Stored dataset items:

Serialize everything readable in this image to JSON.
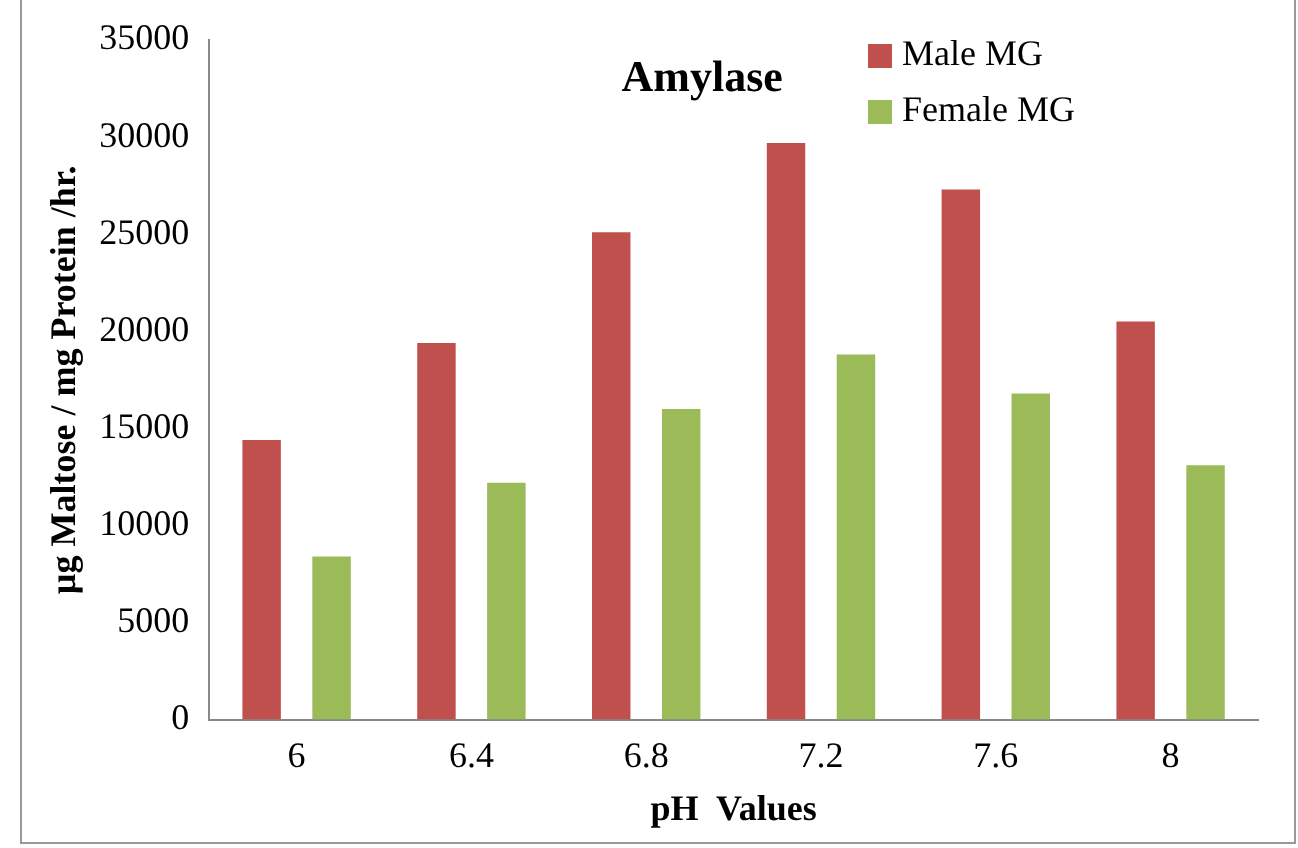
{
  "chart_data": {
    "type": "bar",
    "title": "Amylase",
    "xlabel": "pH  Values",
    "ylabel": "µg Maltose / mg Protein /hr.",
    "categories": [
      "6",
      "6.4",
      "6.8",
      "7.2",
      "7.6",
      "8"
    ],
    "series": [
      {
        "name": "Male MG",
        "color": "#c0504d",
        "values": [
          14400,
          19400,
          25100,
          29700,
          27300,
          20500
        ]
      },
      {
        "name": "Female MG",
        "color": "#9bbb59",
        "values": [
          8400,
          12200,
          16000,
          18800,
          16800,
          13100
        ]
      }
    ],
    "ylim": [
      0,
      35000
    ],
    "yticks": [
      0,
      5000,
      10000,
      15000,
      20000,
      25000,
      30000,
      35000
    ],
    "grid": false,
    "legend": "top right"
  }
}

Problem to work on: Set the preceding data down again word for word, omitting images.

The answer:
Serialize everything readable in this image to JSON.
{
  "chart_data": {
    "type": "bar",
    "title": "Amylase",
    "xlabel": "pH  Values",
    "ylabel": "µg Maltose / mg Protein /hr.",
    "categories": [
      "6",
      "6.4",
      "6.8",
      "7.2",
      "7.6",
      "8"
    ],
    "series": [
      {
        "name": "Male MG",
        "color": "#c0504d",
        "values": [
          14400,
          19400,
          25100,
          29700,
          27300,
          20500
        ]
      },
      {
        "name": "Female MG",
        "color": "#9bbb59",
        "values": [
          8400,
          12200,
          16000,
          18800,
          16800,
          13100
        ]
      }
    ],
    "ylim": [
      0,
      35000
    ],
    "yticks": [
      0,
      5000,
      10000,
      15000,
      20000,
      25000,
      30000,
      35000
    ],
    "grid": false,
    "legend": "top right"
  }
}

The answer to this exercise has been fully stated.